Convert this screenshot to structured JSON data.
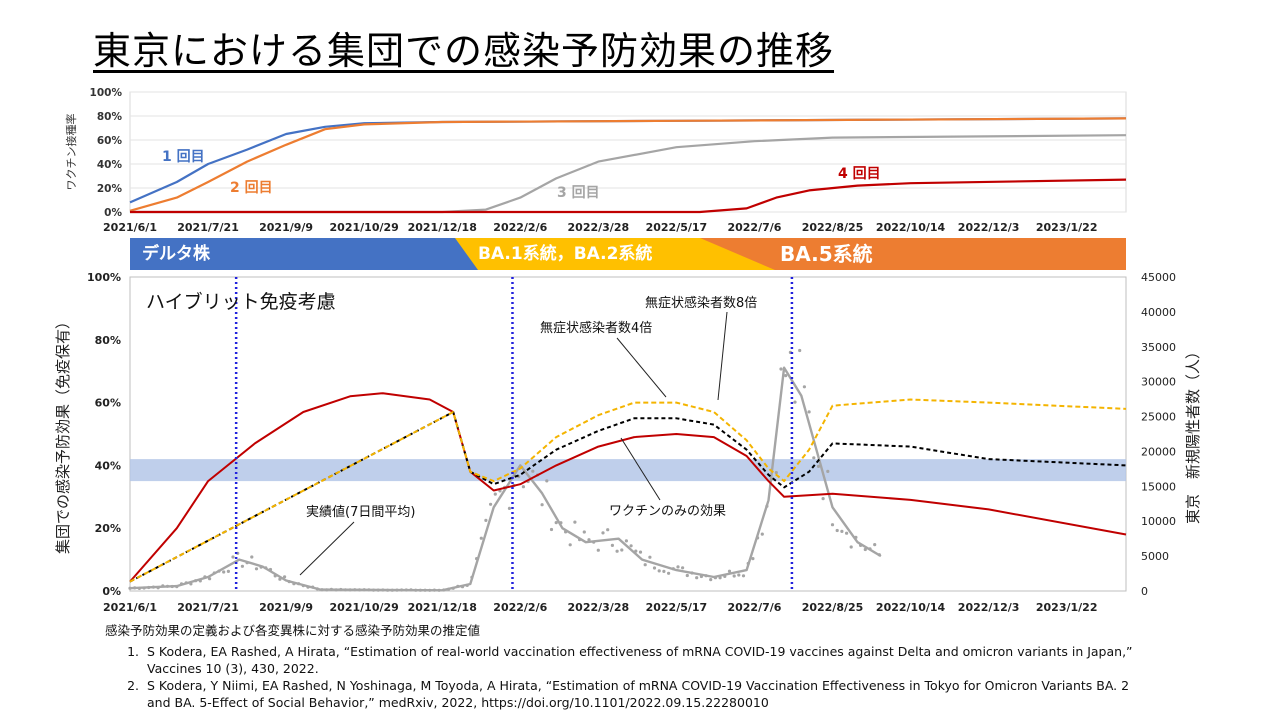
{
  "title": "東京における集団での感染予防効果の推移",
  "colors": {
    "dose1": "#4472c4",
    "dose2": "#ed7d31",
    "dose3": "#a5a5a5",
    "dose4": "#c00000",
    "hybrid_series": "#f4b400",
    "hybrid_black": "#000000",
    "vaccine_only": "#c00000",
    "cases": "#a5a5a5",
    "band": "#b4c7e7",
    "vline": "#2222dd"
  },
  "variants": [
    {
      "label": "デルタ株",
      "color": "#4472c4"
    },
    {
      "label": "BA.1系統，BA.2系統",
      "color": "#ffc000"
    },
    {
      "label": "BA.5系統",
      "color": "#ed7d31"
    }
  ],
  "chart_data": [
    {
      "type": "line",
      "x": [
        "2021/6/1",
        "2021/7/21",
        "2021/9/9",
        "2021/10/29",
        "2021/12/18",
        "2022/2/6",
        "2022/3/28",
        "2022/5/17",
        "2022/7/6",
        "2022/8/25",
        "2022/10/14",
        "2022/12/3",
        "2023/1/22"
      ],
      "ylim": [
        0,
        100
      ],
      "yticks": [
        "0%",
        "20%",
        "40%",
        "60%",
        "80%",
        "100%"
      ],
      "ylabel": "ワクチン接種率",
      "series": [
        {
          "name": "1回目",
          "x": [
            "2021/6/1",
            "2021/7/1",
            "2021/7/21",
            "2021/8/15",
            "2021/9/9",
            "2021/10/4",
            "2021/10/29",
            "2021/12/18",
            "2022/5/17",
            "2023/3/1"
          ],
          "values": [
            8,
            25,
            40,
            52,
            65,
            71,
            74,
            75,
            76,
            78
          ]
        },
        {
          "name": "2回目",
          "x": [
            "2021/6/1",
            "2021/7/1",
            "2021/7/21",
            "2021/8/15",
            "2021/9/9",
            "2021/10/4",
            "2021/10/29",
            "2021/12/18",
            "2022/5/17",
            "2023/3/1"
          ],
          "values": [
            1,
            12,
            25,
            42,
            56,
            69,
            73,
            75,
            76,
            78
          ]
        },
        {
          "name": "3回目",
          "x": [
            "2021/6/1",
            "2021/12/18",
            "2022/1/15",
            "2022/2/6",
            "2022/3/1",
            "2022/3/28",
            "2022/5/17",
            "2022/7/6",
            "2022/8/25",
            "2023/3/1"
          ],
          "values": [
            0,
            0,
            2,
            12,
            28,
            42,
            54,
            59,
            62,
            64
          ]
        },
        {
          "name": "4回目",
          "x": [
            "2021/6/1",
            "2022/6/1",
            "2022/7/1",
            "2022/7/20",
            "2022/8/10",
            "2022/9/10",
            "2022/10/14",
            "2023/3/1"
          ],
          "values": [
            0,
            0,
            3,
            12,
            18,
            22,
            24,
            27
          ]
        }
      ]
    },
    {
      "type": "line",
      "x": [
        "2021/6/1",
        "2021/7/21",
        "2021/9/9",
        "2021/10/29",
        "2021/12/18",
        "2022/2/6",
        "2022/3/28",
        "2022/5/17",
        "2022/7/6",
        "2022/8/25",
        "2022/10/14",
        "2022/12/3",
        "2023/1/22"
      ],
      "ylim": [
        0,
        100
      ],
      "yticks": [
        "0%",
        "20%",
        "40%",
        "60%",
        "80%",
        "100%"
      ],
      "ylabel": "集団での感染予防効果（免疫保有）",
      "y2lim": [
        0,
        45000
      ],
      "y2ticks": [
        "0",
        "5000",
        "10000",
        "15000",
        "20000",
        "25000",
        "30000",
        "35000",
        "40000",
        "45000"
      ],
      "y2label": "東京　新規陽性者数（人）",
      "series": [
        {
          "name": "ワクチンのみの効果",
          "x": [
            "2021/6/1",
            "2021/7/1",
            "2021/7/21",
            "2021/8/20",
            "2021/9/20",
            "2021/10/20",
            "2021/11/10",
            "2021/12/10",
            "2021/12/25",
            "2022/1/5",
            "2022/1/20",
            "2022/2/6",
            "2022/3/1",
            "2022/3/28",
            "2022/4/20",
            "2022/5/17",
            "2022/6/10",
            "2022/7/1",
            "2022/7/15",
            "2022/7/25",
            "2022/8/25",
            "2022/10/14",
            "2022/12/3",
            "2023/3/1"
          ],
          "values": [
            3,
            20,
            35,
            47,
            57,
            62,
            63,
            61,
            57,
            38,
            32,
            34,
            40,
            46,
            49,
            50,
            49,
            43,
            35,
            30,
            31,
            29,
            26,
            18
          ]
        },
        {
          "name": "無症状感染者数4倍",
          "x": [
            "2021/6/1",
            "2021/12/25",
            "2022/1/5",
            "2022/1/20",
            "2022/2/6",
            "2022/3/1",
            "2022/3/28",
            "2022/4/20",
            "2022/5/17",
            "2022/6/10",
            "2022/7/1",
            "2022/7/15",
            "2022/7/25",
            "2022/8/10",
            "2022/8/25",
            "2022/10/14",
            "2022/12/3",
            "2023/3/1"
          ],
          "values": [
            3,
            57,
            38,
            34,
            37,
            45,
            51,
            55,
            55,
            53,
            45,
            37,
            33,
            38,
            47,
            46,
            42,
            40
          ]
        },
        {
          "name": "無症状感染者数8倍",
          "x": [
            "2021/6/1",
            "2021/12/25",
            "2022/1/5",
            "2022/1/20",
            "2022/2/6",
            "2022/3/1",
            "2022/3/28",
            "2022/4/20",
            "2022/5/17",
            "2022/6/10",
            "2022/7/1",
            "2022/7/15",
            "2022/7/25",
            "2022/8/10",
            "2022/8/25",
            "2022/10/14",
            "2022/12/3",
            "2023/3/1"
          ],
          "values": [
            3,
            57,
            38,
            35,
            39,
            49,
            56,
            60,
            60,
            57,
            48,
            39,
            35,
            45,
            59,
            61,
            60,
            58
          ]
        },
        {
          "name": "実績値(7日間平均)",
          "axis": "right",
          "x": [
            "2021/6/1",
            "2021/7/1",
            "2021/7/21",
            "2021/8/10",
            "2021/8/25",
            "2021/9/9",
            "2021/10/1",
            "2021/12/18",
            "2022/1/5",
            "2022/1/20",
            "2022/2/6",
            "2022/2/20",
            "2022/3/5",
            "2022/3/20",
            "2022/4/10",
            "2022/4/25",
            "2022/5/17",
            "2022/6/10",
            "2022/7/1",
            "2022/7/15",
            "2022/7/25",
            "2022/8/5",
            "2022/8/25",
            "2022/9/10",
            "2022/9/25"
          ],
          "values": [
            400,
            700,
            2000,
            4500,
            3500,
            1500,
            200,
            100,
            1000,
            12000,
            18000,
            14000,
            9000,
            7000,
            7500,
            4500,
            3000,
            2000,
            3000,
            13000,
            32000,
            28000,
            12000,
            7000,
            5000
          ]
        }
      ],
      "reference_band": {
        "from": 35,
        "to": 42
      },
      "reference_lines": [
        "2021/8/8",
        "2022/2/1",
        "2022/7/30"
      ]
    }
  ],
  "annotations": {
    "dose1": "1 回目",
    "dose2": "2 回目",
    "dose3": "3 回目",
    "dose4": "4 回目",
    "hybrid": "ハイブリット免疫考慮",
    "x8": "無症状感染者数8倍",
    "x4": "無症状感染者数4倍",
    "vaccine_only": "ワクチンのみの効果",
    "actual": "実績値(7日間平均)"
  },
  "footer": {
    "heading": "感染予防効果の定義および各変異株に対する感染予防効果の推定値",
    "refs": [
      "S Kodera, EA Rashed, A Hirata, “Estimation of real-world vaccination effectiveness of mRNA COVID-19 vaccines against Delta and omicron variants in Japan,” Vaccines 10 (3), 430, 2022.",
      "S Kodera, Y Niimi, EA Rashed, N Yoshinaga, M Toyoda, A Hirata, “Estimation of mRNA COVID-19 Vaccination Effectiveness in Tokyo for Omicron Variants BA. 2 and BA. 5-Effect of Social Behavior,” medRxiv, 2022, https://doi.org/10.1101/2022.09.15.22280010"
    ]
  }
}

##############################

● **Problem requirements**:
The answer should be one number, the count of lines in this material that include the word "mRNA".

● **Answer to this exercise**:
2